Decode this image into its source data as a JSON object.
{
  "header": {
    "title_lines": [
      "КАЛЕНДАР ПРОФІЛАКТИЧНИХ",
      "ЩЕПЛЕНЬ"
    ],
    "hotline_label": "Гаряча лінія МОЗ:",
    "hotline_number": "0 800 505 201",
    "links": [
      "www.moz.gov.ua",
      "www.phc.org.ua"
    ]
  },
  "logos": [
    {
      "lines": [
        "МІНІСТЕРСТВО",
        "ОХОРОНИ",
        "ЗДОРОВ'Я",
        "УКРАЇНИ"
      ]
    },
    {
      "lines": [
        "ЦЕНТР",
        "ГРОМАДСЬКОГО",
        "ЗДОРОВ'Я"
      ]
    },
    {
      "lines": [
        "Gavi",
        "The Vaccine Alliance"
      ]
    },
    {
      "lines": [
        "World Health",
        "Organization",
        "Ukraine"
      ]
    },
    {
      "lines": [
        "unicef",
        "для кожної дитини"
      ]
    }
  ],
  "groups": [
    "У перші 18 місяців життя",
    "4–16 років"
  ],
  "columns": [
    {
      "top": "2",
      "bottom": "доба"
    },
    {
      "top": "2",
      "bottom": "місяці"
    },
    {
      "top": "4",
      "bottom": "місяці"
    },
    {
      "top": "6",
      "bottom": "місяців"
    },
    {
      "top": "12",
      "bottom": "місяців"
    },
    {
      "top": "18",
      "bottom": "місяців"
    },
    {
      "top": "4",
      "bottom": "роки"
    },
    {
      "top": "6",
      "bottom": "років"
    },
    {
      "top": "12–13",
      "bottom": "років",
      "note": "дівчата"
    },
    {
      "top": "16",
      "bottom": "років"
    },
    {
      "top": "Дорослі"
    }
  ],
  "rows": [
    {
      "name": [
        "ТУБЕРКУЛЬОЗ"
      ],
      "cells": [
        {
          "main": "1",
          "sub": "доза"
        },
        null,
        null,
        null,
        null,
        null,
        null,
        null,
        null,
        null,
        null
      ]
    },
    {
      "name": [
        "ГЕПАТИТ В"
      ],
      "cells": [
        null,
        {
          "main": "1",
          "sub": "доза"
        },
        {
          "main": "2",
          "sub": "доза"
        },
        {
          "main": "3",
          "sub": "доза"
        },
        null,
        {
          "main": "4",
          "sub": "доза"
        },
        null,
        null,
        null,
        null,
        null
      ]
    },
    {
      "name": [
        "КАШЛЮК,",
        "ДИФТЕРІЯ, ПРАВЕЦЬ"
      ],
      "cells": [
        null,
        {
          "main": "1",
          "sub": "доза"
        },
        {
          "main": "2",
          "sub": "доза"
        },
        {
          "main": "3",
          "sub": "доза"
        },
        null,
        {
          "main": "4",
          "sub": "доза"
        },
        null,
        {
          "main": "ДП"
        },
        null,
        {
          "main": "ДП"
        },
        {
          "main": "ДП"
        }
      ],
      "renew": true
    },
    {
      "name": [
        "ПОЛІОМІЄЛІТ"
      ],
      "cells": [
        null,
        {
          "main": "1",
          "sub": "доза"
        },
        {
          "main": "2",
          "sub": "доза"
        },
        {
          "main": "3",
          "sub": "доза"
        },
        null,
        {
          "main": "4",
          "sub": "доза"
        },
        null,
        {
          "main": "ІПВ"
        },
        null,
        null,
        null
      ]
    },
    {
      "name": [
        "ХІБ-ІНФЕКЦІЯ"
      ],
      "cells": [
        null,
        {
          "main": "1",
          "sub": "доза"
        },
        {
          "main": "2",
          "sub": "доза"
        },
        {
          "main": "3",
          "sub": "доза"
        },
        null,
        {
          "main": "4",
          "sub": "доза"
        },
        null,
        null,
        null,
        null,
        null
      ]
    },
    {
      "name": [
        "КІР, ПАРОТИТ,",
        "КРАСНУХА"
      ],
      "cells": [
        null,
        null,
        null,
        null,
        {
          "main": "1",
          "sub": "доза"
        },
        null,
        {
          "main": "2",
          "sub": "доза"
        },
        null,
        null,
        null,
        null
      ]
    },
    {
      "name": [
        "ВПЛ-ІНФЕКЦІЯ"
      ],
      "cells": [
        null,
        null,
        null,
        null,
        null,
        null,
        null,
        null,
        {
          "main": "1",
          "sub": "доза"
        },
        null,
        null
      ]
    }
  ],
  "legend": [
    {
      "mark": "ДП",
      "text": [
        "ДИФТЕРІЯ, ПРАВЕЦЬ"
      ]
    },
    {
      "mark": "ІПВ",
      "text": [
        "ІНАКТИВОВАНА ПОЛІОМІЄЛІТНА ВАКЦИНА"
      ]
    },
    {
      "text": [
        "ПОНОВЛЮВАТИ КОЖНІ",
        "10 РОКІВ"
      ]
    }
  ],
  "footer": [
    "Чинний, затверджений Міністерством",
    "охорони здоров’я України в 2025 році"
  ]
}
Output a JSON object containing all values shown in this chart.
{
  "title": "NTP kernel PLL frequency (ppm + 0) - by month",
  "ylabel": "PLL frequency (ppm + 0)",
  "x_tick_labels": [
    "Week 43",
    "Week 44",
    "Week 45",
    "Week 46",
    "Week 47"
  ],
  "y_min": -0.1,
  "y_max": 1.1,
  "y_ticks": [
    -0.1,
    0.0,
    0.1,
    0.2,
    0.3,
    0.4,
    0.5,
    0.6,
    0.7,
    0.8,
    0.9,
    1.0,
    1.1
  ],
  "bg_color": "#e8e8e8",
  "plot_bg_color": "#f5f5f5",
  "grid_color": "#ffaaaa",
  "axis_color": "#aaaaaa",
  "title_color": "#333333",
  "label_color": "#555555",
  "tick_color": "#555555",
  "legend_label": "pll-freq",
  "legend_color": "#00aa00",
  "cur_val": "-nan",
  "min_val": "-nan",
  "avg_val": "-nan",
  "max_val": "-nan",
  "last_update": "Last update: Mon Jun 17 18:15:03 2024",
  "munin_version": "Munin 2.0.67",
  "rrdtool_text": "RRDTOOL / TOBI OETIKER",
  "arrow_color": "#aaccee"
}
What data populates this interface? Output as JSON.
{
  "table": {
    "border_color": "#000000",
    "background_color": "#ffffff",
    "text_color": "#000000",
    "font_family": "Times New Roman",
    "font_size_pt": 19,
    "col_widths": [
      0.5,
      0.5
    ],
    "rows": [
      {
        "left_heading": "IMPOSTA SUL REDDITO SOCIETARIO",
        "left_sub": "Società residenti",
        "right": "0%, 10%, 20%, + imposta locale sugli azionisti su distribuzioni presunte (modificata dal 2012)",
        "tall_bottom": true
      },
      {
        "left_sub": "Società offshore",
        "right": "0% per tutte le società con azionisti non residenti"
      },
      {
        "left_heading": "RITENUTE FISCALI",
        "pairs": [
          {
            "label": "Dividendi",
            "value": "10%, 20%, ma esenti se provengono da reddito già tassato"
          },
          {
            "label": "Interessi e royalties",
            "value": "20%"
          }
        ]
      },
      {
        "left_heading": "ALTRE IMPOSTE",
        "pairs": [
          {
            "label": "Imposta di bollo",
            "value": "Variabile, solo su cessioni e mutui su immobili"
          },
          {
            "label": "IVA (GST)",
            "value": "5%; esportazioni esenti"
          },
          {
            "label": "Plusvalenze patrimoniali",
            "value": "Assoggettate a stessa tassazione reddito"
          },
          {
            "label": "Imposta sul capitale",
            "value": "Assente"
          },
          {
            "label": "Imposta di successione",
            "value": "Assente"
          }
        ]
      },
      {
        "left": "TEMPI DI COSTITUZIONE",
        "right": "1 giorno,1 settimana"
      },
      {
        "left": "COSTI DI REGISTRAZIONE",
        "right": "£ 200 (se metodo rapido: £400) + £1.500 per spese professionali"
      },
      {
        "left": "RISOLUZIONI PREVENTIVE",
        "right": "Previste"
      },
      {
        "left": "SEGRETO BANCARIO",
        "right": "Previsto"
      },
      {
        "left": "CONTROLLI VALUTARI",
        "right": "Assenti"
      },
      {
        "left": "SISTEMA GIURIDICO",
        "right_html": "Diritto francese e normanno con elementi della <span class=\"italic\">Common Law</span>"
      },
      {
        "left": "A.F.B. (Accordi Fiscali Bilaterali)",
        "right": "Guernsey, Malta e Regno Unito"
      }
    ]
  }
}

### REQUIRED TASK:
Determine the number of lines where the string "Output" occurs, and give that number only.

### SOLUTION TO THE PROBLEM:
2